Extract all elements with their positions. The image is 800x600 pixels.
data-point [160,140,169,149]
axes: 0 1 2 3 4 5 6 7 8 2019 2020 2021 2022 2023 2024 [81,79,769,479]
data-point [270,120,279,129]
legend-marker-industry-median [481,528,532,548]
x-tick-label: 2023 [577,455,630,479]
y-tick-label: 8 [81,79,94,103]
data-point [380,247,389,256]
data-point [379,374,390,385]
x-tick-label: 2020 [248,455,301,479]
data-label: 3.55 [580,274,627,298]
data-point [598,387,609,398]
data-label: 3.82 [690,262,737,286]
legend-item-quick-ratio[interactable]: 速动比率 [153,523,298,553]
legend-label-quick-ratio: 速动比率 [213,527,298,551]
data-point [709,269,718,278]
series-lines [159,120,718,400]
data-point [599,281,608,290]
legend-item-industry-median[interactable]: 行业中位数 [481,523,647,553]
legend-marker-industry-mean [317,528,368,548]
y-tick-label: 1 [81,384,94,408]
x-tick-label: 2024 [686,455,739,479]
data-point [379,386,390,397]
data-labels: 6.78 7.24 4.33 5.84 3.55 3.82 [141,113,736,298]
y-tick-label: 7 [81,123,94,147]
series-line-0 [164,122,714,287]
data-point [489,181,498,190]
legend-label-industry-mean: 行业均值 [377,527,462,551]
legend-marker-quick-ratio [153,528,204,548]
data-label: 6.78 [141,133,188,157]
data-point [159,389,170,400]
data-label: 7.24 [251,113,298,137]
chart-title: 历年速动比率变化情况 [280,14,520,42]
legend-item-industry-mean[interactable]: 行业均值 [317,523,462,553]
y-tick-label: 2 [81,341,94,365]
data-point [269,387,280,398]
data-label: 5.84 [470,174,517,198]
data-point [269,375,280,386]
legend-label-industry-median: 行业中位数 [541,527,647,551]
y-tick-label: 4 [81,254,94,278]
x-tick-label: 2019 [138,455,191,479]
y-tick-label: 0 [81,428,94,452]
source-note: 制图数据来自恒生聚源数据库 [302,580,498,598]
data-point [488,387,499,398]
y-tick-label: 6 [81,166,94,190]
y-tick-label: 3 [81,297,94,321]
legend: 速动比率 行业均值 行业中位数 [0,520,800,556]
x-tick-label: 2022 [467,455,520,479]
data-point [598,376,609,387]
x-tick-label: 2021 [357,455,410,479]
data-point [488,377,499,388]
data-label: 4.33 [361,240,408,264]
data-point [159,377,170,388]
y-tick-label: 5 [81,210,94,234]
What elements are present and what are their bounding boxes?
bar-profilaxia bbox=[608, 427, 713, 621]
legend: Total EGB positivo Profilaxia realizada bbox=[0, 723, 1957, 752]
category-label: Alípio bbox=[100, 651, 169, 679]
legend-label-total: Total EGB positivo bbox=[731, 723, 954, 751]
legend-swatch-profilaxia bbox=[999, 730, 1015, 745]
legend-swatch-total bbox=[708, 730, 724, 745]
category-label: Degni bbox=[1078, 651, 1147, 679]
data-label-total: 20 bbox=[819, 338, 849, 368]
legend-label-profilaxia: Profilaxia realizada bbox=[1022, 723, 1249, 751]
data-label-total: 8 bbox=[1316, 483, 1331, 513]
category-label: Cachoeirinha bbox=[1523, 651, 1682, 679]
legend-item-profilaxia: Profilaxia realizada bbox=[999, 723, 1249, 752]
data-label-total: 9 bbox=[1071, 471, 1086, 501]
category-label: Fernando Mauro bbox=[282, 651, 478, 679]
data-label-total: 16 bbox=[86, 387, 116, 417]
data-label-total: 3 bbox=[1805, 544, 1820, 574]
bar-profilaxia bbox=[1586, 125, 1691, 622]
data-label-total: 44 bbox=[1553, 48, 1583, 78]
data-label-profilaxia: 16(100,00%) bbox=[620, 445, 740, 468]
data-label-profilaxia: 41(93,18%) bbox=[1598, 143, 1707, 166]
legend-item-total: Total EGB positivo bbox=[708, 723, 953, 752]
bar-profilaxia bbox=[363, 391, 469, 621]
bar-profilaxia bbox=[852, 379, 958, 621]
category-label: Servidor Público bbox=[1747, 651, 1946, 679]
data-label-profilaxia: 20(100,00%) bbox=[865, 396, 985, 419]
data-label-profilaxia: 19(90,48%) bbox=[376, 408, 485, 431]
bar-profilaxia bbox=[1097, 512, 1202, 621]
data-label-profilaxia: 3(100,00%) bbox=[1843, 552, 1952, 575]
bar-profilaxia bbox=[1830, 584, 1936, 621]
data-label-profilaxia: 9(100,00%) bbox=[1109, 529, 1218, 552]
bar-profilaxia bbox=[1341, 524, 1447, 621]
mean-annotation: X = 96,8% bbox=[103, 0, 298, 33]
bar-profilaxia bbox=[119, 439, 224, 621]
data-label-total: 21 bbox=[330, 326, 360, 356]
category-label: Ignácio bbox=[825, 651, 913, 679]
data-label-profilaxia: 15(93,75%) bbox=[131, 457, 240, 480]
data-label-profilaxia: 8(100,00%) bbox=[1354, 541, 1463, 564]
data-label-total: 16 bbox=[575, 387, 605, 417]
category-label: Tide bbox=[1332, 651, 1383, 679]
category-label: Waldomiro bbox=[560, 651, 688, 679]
====================
▸ **Instructions to follow**: Please transcribe every line of the entries above verbatim, leaving each one unchanged.

▸ **Answer to the exercise**:
Extract all elements with their positions. The image is 800x600 pixels.
data-point [160,140,169,149]
axes: 0 1 2 3 4 5 6 7 8 2019 2020 2021 2022 2023 2024 [81,79,769,479]
data-point [270,120,279,129]
legend-marker-industry-median [481,528,532,548]
x-tick-label: 2023 [577,455,630,479]
y-tick-label: 8 [81,79,94,103]
data-point [380,247,389,256]
data-point [379,374,390,385]
x-tick-label: 2020 [248,455,301,479]
data-label: 3.55 [580,274,627,298]
data-point [598,387,609,398]
data-label: 3.82 [690,262,737,286]
legend-item-quick-ratio[interactable]: 速动比率 [153,523,298,553]
legend-label-quick-ratio: 速动比率 [213,527,298,551]
data-point [709,269,718,278]
series-lines [159,120,718,400]
data-point [599,281,608,290]
legend-item-industry-median[interactable]: 行业中位数 [481,523,647,553]
legend-marker-industry-mean [317,528,368,548]
y-tick-label: 1 [81,384,94,408]
x-tick-label: 2024 [686,455,739,479]
data-point [379,386,390,397]
data-labels: 6.78 7.24 4.33 5.84 3.55 3.82 [141,113,736,298]
y-tick-label: 7 [81,123,94,147]
series-line-0 [164,122,714,287]
data-point [489,181,498,190]
legend-label-industry-mean: 行业均值 [377,527,462,551]
legend-marker-quick-ratio [153,528,204,548]
data-label: 6.78 [141,133,188,157]
data-point [159,389,170,400]
data-label: 7.24 [251,113,298,137]
chart-title: 历年速动比率变化情况 [280,14,520,42]
legend-item-industry-mean[interactable]: 行业均值 [317,523,462,553]
y-tick-label: 2 [81,341,94,365]
data-point [269,387,280,398]
data-label: 5.84 [470,174,517,198]
data-point [269,375,280,386]
legend-label-industry-median: 行业中位数 [541,527,647,551]
y-tick-label: 4 [81,254,94,278]
x-tick-label: 2019 [138,455,191,479]
y-tick-label: 0 [81,428,94,452]
source-note: 制图数据来自恒生聚源数据库 [302,580,498,598]
data-point [488,387,499,398]
y-tick-label: 6 [81,166,94,190]
y-tick-label: 3 [81,297,94,321]
legend: 速动比率 行业均值 行业中位数 [0,520,800,556]
x-tick-label: 2022 [467,455,520,479]
data-point [598,376,609,387]
x-tick-label: 2021 [357,455,410,479]
data-point [488,377,499,388]
data-label: 4.33 [361,240,408,264]
data-point [159,377,170,388]
y-tick-label: 5 [81,210,94,234]
What elements are present and what are their bounding boxes?
bar-profilaxia bbox=[608, 427, 713, 621]
legend: Total EGB positivo Profilaxia realizada bbox=[0, 723, 1957, 752]
category-label: Alípio bbox=[100, 651, 169, 679]
legend-label-total: Total EGB positivo bbox=[731, 723, 954, 751]
legend-swatch-profilaxia bbox=[999, 730, 1015, 745]
legend-swatch-total bbox=[708, 730, 724, 745]
category-label: Degni bbox=[1078, 651, 1147, 679]
data-label-total: 20 bbox=[819, 338, 849, 368]
legend-label-profilaxia: Profilaxia realizada bbox=[1022, 723, 1249, 751]
data-label-total: 8 bbox=[1316, 483, 1331, 513]
category-label: Cachoeirinha bbox=[1523, 651, 1682, 679]
legend-item-profilaxia: Profilaxia realizada bbox=[999, 723, 1249, 752]
data-label-total: 9 bbox=[1071, 471, 1086, 501]
category-label: Fernando Mauro bbox=[282, 651, 478, 679]
data-label-total: 16 bbox=[86, 387, 116, 417]
data-label-total: 3 bbox=[1805, 544, 1820, 574]
bar-profilaxia bbox=[1586, 125, 1691, 622]
data-label-total: 44 bbox=[1553, 48, 1583, 78]
data-label-profilaxia: 16(100,00%) bbox=[620, 445, 740, 468]
data-label-profilaxia: 41(93,18%) bbox=[1598, 143, 1707, 166]
legend-item-total: Total EGB positivo bbox=[708, 723, 953, 752]
bar-profilaxia bbox=[363, 391, 469, 621]
bar-profilaxia bbox=[852, 379, 958, 621]
category-label: Servidor Público bbox=[1747, 651, 1946, 679]
data-label-profilaxia: 20(100,00%) bbox=[865, 396, 985, 419]
data-label-profilaxia: 19(90,48%) bbox=[376, 408, 485, 431]
bar-profilaxia bbox=[1097, 512, 1202, 621]
data-label-profilaxia: 3(100,00%) bbox=[1843, 552, 1952, 575]
bar-profilaxia bbox=[1830, 584, 1936, 621]
data-label-profilaxia: 9(100,00%) bbox=[1109, 529, 1218, 552]
bar-profilaxia bbox=[1341, 524, 1447, 621]
mean-annotation: X = 96,8% bbox=[103, 0, 298, 33]
bar-profilaxia bbox=[119, 439, 224, 621]
data-label-total: 21 bbox=[330, 326, 360, 356]
category-label: Ignácio bbox=[825, 651, 913, 679]
data-label-profilaxia: 15(93,75%) bbox=[131, 457, 240, 480]
data-label-profilaxia: 8(100,00%) bbox=[1354, 541, 1463, 564]
data-label-total: 16 bbox=[575, 387, 605, 417]
category-label: Tide bbox=[1332, 651, 1383, 679]
category-label: Waldomiro bbox=[560, 651, 688, 679]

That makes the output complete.